→ **Objective**
Rewrite each line of the material below as an item in a numbered list, dropping any blank lines.

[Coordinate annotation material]
>>>>

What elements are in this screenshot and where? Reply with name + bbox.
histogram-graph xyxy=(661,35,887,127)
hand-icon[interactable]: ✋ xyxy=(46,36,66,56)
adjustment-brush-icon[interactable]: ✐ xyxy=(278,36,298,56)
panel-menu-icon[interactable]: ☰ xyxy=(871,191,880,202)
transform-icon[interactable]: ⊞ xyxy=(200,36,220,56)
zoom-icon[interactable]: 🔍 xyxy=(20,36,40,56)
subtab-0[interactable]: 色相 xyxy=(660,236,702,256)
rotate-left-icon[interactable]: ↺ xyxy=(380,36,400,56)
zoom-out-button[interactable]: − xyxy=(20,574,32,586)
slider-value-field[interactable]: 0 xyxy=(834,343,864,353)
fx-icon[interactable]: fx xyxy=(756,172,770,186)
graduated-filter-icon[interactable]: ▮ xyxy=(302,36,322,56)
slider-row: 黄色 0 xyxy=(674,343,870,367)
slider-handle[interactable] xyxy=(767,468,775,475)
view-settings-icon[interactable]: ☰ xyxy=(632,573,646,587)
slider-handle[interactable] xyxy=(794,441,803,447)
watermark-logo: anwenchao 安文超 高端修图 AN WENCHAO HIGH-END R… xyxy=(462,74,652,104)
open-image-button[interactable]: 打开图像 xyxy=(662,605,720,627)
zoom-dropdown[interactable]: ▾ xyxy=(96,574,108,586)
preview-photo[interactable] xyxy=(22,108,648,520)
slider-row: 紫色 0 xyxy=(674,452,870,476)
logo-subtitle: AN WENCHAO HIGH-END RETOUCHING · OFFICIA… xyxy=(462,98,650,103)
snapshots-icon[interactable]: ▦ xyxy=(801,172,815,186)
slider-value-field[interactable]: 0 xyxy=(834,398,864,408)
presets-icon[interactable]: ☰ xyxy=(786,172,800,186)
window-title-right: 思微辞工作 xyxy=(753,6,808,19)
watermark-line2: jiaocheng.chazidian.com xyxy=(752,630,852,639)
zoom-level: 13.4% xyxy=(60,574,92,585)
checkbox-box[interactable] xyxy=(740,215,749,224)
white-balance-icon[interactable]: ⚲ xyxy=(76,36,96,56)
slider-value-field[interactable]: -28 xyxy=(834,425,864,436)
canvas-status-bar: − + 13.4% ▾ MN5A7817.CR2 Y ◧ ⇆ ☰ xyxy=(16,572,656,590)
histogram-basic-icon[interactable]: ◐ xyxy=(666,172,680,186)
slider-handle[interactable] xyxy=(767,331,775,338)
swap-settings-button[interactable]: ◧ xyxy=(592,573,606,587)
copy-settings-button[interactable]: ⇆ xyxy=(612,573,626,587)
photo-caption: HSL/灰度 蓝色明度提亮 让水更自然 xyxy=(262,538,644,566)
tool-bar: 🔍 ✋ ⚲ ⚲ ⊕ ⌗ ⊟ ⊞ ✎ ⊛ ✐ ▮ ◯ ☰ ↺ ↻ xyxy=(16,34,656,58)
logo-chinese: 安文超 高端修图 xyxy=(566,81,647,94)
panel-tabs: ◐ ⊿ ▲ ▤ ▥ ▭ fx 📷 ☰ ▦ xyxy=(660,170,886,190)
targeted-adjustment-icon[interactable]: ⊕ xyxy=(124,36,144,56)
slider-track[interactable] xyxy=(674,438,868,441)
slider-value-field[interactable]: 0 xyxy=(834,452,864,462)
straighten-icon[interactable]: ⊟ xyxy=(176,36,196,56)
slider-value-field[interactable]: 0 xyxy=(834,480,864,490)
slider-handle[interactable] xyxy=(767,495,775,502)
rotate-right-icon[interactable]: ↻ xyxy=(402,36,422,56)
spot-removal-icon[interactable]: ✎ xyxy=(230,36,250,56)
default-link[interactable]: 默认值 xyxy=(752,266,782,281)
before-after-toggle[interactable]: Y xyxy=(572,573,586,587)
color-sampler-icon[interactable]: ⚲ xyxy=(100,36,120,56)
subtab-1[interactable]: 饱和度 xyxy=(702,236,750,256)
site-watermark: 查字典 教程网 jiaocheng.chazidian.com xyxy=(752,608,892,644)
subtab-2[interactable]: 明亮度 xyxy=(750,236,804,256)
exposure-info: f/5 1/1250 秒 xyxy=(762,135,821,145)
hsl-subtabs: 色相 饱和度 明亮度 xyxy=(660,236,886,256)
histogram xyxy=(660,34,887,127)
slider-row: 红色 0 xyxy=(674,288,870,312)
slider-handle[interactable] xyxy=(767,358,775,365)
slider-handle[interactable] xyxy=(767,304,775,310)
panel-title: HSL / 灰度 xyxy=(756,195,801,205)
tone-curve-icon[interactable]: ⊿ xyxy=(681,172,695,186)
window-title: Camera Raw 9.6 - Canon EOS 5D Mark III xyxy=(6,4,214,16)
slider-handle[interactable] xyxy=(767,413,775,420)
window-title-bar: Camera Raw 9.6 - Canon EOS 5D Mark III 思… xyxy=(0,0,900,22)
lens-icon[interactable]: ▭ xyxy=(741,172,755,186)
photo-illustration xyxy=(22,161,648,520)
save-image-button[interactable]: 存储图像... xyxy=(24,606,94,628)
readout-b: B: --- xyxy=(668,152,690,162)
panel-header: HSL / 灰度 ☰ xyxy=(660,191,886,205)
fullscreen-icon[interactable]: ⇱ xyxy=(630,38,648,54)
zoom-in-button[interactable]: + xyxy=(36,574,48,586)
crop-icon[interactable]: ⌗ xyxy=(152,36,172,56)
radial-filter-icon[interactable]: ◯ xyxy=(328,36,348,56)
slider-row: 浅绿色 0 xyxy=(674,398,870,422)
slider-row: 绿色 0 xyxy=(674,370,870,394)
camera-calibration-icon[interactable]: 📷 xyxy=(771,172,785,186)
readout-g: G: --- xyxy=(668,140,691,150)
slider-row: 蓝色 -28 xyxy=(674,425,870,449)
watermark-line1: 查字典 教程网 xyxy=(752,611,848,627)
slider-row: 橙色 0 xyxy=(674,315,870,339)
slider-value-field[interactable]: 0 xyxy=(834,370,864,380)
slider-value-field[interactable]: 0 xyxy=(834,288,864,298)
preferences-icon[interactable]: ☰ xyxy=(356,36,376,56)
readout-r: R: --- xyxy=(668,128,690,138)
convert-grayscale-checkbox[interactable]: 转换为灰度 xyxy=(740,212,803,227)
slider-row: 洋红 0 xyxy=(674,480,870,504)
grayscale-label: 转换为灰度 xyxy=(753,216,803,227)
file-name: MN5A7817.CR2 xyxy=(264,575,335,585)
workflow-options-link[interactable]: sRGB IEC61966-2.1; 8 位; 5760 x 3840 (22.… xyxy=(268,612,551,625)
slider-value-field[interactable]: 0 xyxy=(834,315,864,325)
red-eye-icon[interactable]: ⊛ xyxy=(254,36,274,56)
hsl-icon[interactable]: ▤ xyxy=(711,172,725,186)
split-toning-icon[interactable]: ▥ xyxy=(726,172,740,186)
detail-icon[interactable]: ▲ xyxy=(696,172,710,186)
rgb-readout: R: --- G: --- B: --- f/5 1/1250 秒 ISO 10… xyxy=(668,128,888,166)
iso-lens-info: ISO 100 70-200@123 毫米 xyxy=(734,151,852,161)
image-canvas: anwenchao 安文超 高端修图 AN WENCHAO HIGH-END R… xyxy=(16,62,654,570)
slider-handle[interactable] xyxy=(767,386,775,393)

<<<<

→ **Full solution**
1. What elements are in this screenshot and where? Reply with name + bbox.
2. histogram-graph xyxy=(661,35,887,127)
3. hand-icon[interactable]: ✋ xyxy=(46,36,66,56)
4. adjustment-brush-icon[interactable]: ✐ xyxy=(278,36,298,56)
5. panel-menu-icon[interactable]: ☰ xyxy=(871,191,880,202)
6. transform-icon[interactable]: ⊞ xyxy=(200,36,220,56)
7. zoom-icon[interactable]: 🔍 xyxy=(20,36,40,56)
8. subtab-0[interactable]: 色相 xyxy=(660,236,702,256)
9. rotate-left-icon[interactable]: ↺ xyxy=(380,36,400,56)
10. zoom-out-button[interactable]: − xyxy=(20,574,32,586)
11. slider-value-field[interactable]: 0 xyxy=(834,343,864,353)
12. fx-icon[interactable]: fx xyxy=(756,172,770,186)
13. graduated-filter-icon[interactable]: ▮ xyxy=(302,36,322,56)
14. slider-row: 黄色 0 xyxy=(674,343,870,367)
15. slider-handle[interactable] xyxy=(767,468,775,475)
16. view-settings-icon[interactable]: ☰ xyxy=(632,573,646,587)
17. slider-handle[interactable] xyxy=(794,441,803,447)
18. watermark-logo: anwenchao 安文超 高端修图 AN WENCHAO HIGH-END R… xyxy=(462,74,652,104)
19. open-image-button[interactable]: 打开图像 xyxy=(662,605,720,627)
20. zoom-dropdown[interactable]: ▾ xyxy=(96,574,108,586)
21. preview-photo[interactable] xyxy=(22,108,648,520)
22. slider-row: 紫色 0 xyxy=(674,452,870,476)
23. logo-subtitle: AN WENCHAO HIGH-END RETOUCHING · OFFICIA… xyxy=(462,98,650,103)
24. snapshots-icon[interactable]: ▦ xyxy=(801,172,815,186)
25. slider-value-field[interactable]: 0 xyxy=(834,398,864,408)
26. presets-icon[interactable]: ☰ xyxy=(786,172,800,186)
27. window-title-right: 思微辞工作 xyxy=(753,6,808,19)
28. watermark-line2: jiaocheng.chazidian.com xyxy=(752,630,852,639)
29. zoom-level: 13.4% xyxy=(60,574,92,585)
30. checkbox-box[interactable] xyxy=(740,215,749,224)
31. white-balance-icon[interactable]: ⚲ xyxy=(76,36,96,56)
32. slider-value-field[interactable]: -28 xyxy=(834,425,864,436)
33. canvas-status-bar: − + 13.4% ▾ MN5A7817.CR2 Y ◧ ⇆ ☰ xyxy=(16,572,656,590)
34. histogram-basic-icon[interactable]: ◐ xyxy=(666,172,680,186)
35. slider-handle[interactable] xyxy=(767,331,775,338)
36. swap-settings-button[interactable]: ◧ xyxy=(592,573,606,587)
37. copy-settings-button[interactable]: ⇆ xyxy=(612,573,626,587)
38. photo-caption: HSL/灰度 蓝色明度提亮 让水更自然 xyxy=(262,538,644,566)
39. tool-bar: 🔍 ✋ ⚲ ⚲ ⊕ ⌗ ⊟ ⊞ ✎ ⊛ ✐ ▮ ◯ ☰ ↺ ↻ xyxy=(16,34,656,58)
40. logo-chinese: 安文超 高端修图 xyxy=(566,81,647,94)
41. panel-tabs: ◐ ⊿ ▲ ▤ ▥ ▭ fx 📷 ☰ ▦ xyxy=(660,170,886,190)
42. targeted-adjustment-icon[interactable]: ⊕ xyxy=(124,36,144,56)
43. slider-track[interactable] xyxy=(674,438,868,441)
44. slider-value-field[interactable]: 0 xyxy=(834,452,864,462)
45. straighten-icon[interactable]: ⊟ xyxy=(176,36,196,56)
46. slider-value-field[interactable]: 0 xyxy=(834,480,864,490)
47. slider-handle[interactable] xyxy=(767,495,775,502)
48. rotate-right-icon[interactable]: ↻ xyxy=(402,36,422,56)
49. spot-removal-icon[interactable]: ✎ xyxy=(230,36,250,56)
50. default-link[interactable]: 默认值 xyxy=(752,266,782,281)
51. before-after-toggle[interactable]: Y xyxy=(572,573,586,587)
52. color-sampler-icon[interactable]: ⚲ xyxy=(100,36,120,56)
53. subtab-1[interactable]: 饱和度 xyxy=(702,236,750,256)
54. site-watermark: 查字典 教程网 jiaocheng.chazidian.com xyxy=(752,608,892,644)
55. subtab-2[interactable]: 明亮度 xyxy=(750,236,804,256)
56. exposure-info: f/5 1/1250 秒 xyxy=(762,135,821,145)
57. hsl-subtabs: 色相 饱和度 明亮度 xyxy=(660,236,886,256)
58. histogram xyxy=(660,34,887,127)
59. slider-row: 红色 0 xyxy=(674,288,870,312)
60. slider-handle[interactable] xyxy=(767,358,775,365)
61. slider-handle[interactable] xyxy=(767,304,775,310)
62. panel-title: HSL / 灰度 xyxy=(756,195,801,205)
63. tone-curve-icon[interactable]: ⊿ xyxy=(681,172,695,186)
64. window-title: Camera Raw 9.6 - Canon EOS 5D Mark III xyxy=(6,4,214,16)
65. slider-handle[interactable] xyxy=(767,413,775,420)
66. window-title-bar: Camera Raw 9.6 - Canon EOS 5D Mark III 思… xyxy=(0,0,900,22)
67. lens-icon[interactable]: ▭ xyxy=(741,172,755,186)
68. photo-illustration xyxy=(22,161,648,520)
69. save-image-button[interactable]: 存储图像... xyxy=(24,606,94,628)
70. readout-b: B: --- xyxy=(668,152,690,162)
71. panel-header: HSL / 灰度 ☰ xyxy=(660,191,886,205)
72. fullscreen-icon[interactable]: ⇱ xyxy=(630,38,648,54)
73. zoom-in-button[interactable]: + xyxy=(36,574,48,586)
74. crop-icon[interactable]: ⌗ xyxy=(152,36,172,56)
75. radial-filter-icon[interactable]: ◯ xyxy=(328,36,348,56)
76. slider-row: 浅绿色 0 xyxy=(674,398,870,422)
77. slider-row: 绿色 0 xyxy=(674,370,870,394)
78. camera-calibration-icon[interactable]: 📷 xyxy=(771,172,785,186)
79. readout-g: G: --- xyxy=(668,140,691,150)
80. slider-row: 蓝色 -28 xyxy=(674,425,870,449)
81. watermark-line1: 查字典 教程网 xyxy=(752,611,848,627)
82. slider-row: 橙色 0 xyxy=(674,315,870,339)
83. slider-value-field[interactable]: 0 xyxy=(834,370,864,380)
84. slider-value-field[interactable]: 0 xyxy=(834,288,864,298)
85. preferences-icon[interactable]: ☰ xyxy=(356,36,376,56)
86. readout-r: R: --- xyxy=(668,128,690,138)
87. convert-grayscale-checkbox[interactable]: 转换为灰度 xyxy=(740,212,803,227)
88. slider-row: 洋红 0 xyxy=(674,480,870,504)
89. grayscale-label: 转换为灰度 xyxy=(753,216,803,227)
90. file-name: MN5A7817.CR2 xyxy=(264,575,335,585)
91. workflow-options-link[interactable]: sRGB IEC61966-2.1; 8 位; 5760 x 3840 (22.… xyxy=(268,612,551,625)
92. slider-value-field[interactable]: 0 xyxy=(834,315,864,325)
93. red-eye-icon[interactable]: ⊛ xyxy=(254,36,274,56)
94. hsl-icon[interactable]: ▤ xyxy=(711,172,725,186)
95. split-toning-icon[interactable]: ▥ xyxy=(726,172,740,186)
96. detail-icon[interactable]: ▲ xyxy=(696,172,710,186)
97. rgb-readout: R: --- G: --- B: --- f/5 1/1250 秒 ISO 10… xyxy=(668,128,888,166)
98. iso-lens-info: ISO 100 70-200@123 毫米 xyxy=(734,151,852,161)
99. image-canvas: anwenchao 安文超 高端修图 AN WENCHAO HIGH-END R… xyxy=(16,62,654,570)
100. slider-handle[interactable] xyxy=(767,386,775,393)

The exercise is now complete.